[Exercise description]: Go through the listing and pick out each line with the word "John" in it.

[Entries]:
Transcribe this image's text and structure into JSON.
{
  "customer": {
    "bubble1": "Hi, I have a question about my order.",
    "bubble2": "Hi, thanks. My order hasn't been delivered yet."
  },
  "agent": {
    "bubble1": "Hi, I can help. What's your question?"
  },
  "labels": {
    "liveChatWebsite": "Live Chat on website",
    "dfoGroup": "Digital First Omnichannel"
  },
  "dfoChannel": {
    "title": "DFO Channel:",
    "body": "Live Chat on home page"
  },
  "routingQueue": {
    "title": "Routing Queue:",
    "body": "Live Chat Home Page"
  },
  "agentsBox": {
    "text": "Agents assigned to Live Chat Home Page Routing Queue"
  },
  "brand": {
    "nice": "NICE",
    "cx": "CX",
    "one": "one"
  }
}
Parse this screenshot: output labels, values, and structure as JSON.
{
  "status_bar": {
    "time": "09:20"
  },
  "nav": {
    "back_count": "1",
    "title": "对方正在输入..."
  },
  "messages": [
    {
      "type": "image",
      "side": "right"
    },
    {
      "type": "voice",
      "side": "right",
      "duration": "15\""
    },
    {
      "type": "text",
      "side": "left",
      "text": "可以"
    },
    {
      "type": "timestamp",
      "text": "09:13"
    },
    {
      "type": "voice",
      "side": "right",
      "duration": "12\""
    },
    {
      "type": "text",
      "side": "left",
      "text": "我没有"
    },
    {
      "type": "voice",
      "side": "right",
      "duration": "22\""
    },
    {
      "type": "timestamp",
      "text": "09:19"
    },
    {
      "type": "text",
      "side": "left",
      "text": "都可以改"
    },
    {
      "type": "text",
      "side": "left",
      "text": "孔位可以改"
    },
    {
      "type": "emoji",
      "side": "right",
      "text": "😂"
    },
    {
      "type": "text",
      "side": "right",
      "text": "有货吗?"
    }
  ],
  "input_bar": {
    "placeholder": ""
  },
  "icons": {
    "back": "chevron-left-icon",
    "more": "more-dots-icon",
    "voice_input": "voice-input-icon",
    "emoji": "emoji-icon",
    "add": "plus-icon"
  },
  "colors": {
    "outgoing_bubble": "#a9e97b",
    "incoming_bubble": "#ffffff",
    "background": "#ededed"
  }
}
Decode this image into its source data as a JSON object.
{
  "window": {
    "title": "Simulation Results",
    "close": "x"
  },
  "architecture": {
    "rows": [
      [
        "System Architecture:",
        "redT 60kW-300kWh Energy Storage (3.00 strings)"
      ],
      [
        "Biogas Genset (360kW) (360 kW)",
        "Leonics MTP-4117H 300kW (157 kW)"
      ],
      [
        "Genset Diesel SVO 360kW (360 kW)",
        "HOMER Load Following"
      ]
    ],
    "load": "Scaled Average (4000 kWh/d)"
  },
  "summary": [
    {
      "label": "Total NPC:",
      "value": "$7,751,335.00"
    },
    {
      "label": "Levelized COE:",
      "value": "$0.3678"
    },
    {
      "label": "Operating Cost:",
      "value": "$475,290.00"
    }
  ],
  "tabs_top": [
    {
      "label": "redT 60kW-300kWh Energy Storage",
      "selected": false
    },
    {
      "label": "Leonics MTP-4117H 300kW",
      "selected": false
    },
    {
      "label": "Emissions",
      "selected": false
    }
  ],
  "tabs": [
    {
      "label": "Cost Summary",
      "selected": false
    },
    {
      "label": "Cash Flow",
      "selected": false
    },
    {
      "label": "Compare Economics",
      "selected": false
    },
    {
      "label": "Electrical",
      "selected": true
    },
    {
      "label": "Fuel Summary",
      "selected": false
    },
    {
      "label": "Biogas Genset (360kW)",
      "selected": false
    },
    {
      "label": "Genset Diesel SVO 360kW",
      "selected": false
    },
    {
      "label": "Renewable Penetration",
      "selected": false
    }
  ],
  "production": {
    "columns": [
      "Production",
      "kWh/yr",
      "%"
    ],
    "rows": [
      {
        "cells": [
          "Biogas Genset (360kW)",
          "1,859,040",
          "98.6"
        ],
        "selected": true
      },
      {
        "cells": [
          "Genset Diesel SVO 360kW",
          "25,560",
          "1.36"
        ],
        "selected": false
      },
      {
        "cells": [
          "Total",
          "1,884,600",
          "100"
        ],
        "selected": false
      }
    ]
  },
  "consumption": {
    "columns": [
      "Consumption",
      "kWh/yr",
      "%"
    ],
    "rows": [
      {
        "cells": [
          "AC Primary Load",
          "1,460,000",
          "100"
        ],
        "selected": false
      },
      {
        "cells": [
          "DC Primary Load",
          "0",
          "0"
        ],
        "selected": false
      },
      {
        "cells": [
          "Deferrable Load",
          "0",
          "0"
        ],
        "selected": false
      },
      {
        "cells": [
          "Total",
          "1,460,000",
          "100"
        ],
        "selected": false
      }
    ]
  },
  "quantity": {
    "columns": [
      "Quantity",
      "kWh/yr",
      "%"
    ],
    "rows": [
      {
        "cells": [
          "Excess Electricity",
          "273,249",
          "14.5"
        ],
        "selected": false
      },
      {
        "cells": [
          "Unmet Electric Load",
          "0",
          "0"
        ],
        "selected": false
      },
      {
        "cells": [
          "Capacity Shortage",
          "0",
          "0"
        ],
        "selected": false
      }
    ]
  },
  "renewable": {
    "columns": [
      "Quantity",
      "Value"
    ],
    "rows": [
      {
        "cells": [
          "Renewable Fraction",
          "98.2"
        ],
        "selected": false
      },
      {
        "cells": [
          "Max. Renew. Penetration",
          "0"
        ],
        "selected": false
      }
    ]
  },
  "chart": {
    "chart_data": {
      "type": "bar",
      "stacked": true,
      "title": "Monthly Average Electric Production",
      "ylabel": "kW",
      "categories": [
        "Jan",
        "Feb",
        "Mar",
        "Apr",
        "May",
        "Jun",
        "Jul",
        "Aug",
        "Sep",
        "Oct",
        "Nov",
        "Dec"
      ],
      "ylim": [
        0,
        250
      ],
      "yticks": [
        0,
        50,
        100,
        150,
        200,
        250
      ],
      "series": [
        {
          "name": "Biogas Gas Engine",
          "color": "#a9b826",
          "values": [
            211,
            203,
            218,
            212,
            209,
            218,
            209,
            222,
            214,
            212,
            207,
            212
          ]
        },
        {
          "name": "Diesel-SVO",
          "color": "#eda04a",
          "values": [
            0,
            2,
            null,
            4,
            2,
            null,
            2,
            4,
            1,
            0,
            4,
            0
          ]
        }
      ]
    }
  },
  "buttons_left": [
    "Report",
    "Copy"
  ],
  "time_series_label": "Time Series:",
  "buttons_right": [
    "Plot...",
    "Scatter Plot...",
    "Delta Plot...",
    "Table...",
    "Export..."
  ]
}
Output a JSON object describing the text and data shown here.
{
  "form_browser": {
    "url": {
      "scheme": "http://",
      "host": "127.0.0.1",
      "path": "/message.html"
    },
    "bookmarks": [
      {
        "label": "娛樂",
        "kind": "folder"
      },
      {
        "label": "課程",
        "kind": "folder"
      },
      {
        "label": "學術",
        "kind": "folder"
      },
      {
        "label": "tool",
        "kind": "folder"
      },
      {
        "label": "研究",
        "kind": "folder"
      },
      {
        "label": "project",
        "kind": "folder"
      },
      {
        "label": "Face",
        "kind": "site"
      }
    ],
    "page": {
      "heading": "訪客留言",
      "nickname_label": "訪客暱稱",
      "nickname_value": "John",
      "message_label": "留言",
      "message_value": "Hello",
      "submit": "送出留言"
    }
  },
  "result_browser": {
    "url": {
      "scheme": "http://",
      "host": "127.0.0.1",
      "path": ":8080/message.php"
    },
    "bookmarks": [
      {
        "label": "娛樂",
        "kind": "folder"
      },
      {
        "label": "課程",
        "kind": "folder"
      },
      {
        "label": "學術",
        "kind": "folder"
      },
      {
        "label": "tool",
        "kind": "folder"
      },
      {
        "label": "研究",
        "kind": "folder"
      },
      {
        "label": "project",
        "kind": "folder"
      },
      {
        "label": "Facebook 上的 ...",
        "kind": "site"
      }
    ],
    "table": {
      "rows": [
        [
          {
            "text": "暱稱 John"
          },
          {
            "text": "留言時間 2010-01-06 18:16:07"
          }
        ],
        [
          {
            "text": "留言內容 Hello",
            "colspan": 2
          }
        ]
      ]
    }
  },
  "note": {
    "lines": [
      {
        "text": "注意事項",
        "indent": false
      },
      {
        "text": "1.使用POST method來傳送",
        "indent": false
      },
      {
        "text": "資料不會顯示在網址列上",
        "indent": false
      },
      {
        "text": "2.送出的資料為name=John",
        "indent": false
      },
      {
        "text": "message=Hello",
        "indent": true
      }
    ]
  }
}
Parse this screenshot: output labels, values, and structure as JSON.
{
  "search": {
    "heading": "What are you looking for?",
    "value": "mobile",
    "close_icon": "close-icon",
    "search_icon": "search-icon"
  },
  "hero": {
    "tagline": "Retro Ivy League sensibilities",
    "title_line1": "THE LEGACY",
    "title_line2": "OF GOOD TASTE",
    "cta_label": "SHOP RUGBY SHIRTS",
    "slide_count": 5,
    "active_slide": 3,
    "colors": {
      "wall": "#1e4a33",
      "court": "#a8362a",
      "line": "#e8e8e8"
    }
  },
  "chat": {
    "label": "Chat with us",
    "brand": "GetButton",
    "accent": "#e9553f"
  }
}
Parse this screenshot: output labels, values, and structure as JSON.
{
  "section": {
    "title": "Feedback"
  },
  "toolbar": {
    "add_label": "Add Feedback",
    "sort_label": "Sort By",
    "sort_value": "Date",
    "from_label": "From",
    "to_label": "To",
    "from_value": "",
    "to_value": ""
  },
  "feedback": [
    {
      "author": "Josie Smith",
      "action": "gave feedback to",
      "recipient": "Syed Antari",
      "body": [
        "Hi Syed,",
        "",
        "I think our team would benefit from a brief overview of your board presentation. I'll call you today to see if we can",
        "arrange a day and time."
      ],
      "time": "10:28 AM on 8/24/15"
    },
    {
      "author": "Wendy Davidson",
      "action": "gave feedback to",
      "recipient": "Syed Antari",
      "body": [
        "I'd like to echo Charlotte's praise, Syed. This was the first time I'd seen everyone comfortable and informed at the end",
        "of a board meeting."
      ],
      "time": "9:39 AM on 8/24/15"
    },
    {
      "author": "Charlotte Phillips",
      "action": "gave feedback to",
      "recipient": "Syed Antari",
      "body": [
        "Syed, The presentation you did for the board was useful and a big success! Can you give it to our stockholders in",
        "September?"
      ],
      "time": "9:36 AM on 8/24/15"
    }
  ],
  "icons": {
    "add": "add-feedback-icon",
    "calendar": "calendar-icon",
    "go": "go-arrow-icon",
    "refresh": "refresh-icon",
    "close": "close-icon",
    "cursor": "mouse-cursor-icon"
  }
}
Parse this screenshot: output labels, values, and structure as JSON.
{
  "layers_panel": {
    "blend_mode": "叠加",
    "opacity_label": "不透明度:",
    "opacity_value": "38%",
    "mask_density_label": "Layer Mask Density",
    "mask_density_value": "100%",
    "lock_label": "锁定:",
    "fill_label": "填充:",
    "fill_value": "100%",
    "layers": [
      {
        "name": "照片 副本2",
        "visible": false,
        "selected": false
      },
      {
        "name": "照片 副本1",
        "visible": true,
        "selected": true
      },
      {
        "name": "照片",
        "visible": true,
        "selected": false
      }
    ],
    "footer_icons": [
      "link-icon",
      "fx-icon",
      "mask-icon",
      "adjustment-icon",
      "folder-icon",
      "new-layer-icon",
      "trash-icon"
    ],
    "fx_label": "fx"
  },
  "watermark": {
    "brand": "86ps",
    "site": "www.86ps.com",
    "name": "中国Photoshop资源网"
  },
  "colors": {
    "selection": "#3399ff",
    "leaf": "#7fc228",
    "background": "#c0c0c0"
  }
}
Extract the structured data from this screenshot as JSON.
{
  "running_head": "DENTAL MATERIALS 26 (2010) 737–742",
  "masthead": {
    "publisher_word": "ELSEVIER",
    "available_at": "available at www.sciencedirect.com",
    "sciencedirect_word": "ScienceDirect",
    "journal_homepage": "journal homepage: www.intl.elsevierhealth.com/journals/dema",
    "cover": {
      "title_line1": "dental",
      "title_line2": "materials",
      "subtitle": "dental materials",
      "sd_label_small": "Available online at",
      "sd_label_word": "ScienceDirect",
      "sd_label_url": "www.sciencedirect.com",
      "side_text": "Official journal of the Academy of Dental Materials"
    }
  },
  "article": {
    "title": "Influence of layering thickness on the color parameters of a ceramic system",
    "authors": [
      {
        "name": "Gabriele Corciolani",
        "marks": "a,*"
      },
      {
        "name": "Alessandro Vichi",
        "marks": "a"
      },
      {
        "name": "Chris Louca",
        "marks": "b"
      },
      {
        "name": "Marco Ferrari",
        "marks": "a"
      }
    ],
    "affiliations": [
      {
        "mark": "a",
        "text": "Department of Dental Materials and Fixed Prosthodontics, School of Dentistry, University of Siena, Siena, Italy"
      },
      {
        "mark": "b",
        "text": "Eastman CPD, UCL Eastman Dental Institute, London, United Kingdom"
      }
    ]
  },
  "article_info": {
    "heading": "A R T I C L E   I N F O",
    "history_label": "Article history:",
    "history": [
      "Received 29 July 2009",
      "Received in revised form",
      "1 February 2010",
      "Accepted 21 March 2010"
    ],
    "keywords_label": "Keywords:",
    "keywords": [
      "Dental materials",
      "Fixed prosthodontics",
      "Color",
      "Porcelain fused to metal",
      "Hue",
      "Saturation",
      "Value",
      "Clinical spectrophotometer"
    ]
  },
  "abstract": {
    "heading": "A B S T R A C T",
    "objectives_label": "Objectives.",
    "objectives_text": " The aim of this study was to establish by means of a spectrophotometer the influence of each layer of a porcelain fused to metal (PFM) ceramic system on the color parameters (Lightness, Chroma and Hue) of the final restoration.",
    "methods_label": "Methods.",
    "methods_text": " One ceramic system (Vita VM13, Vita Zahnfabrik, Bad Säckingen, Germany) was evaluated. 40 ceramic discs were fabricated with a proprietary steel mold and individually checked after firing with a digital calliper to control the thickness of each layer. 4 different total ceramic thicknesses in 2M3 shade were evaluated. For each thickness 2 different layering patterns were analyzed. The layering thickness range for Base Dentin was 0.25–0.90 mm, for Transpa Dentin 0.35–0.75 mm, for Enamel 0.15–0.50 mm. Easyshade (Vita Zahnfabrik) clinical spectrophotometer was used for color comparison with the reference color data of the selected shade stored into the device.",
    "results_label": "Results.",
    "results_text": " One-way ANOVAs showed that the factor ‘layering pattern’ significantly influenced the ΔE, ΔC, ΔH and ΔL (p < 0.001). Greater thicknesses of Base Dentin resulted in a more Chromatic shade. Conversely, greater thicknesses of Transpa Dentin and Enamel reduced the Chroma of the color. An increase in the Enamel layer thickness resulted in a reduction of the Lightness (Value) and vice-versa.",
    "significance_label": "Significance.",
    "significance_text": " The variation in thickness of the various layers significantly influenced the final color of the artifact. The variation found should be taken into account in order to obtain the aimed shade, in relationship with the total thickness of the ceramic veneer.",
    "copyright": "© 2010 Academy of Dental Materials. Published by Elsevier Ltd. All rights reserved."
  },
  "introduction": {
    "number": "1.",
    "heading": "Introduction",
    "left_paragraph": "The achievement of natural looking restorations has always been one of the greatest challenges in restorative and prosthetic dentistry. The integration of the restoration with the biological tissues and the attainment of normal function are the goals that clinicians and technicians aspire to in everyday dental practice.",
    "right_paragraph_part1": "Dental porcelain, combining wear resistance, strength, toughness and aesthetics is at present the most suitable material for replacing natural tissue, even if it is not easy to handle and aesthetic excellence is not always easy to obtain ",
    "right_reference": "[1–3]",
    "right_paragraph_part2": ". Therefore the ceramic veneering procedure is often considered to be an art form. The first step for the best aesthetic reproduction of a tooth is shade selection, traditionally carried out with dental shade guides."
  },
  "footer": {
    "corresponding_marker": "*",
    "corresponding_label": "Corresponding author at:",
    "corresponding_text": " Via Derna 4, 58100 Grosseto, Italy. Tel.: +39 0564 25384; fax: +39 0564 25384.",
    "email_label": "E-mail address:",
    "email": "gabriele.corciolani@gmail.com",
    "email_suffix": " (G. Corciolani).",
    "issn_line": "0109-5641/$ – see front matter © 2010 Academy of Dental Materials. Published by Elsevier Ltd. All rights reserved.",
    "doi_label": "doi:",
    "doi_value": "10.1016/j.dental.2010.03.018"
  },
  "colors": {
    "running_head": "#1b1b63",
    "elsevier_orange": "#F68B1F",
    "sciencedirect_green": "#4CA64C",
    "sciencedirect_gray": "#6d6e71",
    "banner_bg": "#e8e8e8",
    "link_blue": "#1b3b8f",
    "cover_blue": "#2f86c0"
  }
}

[Task result]:
      "nickname_value": "John",
            "text": "暱稱 John"
        "text": "2.送出的資料為name=John",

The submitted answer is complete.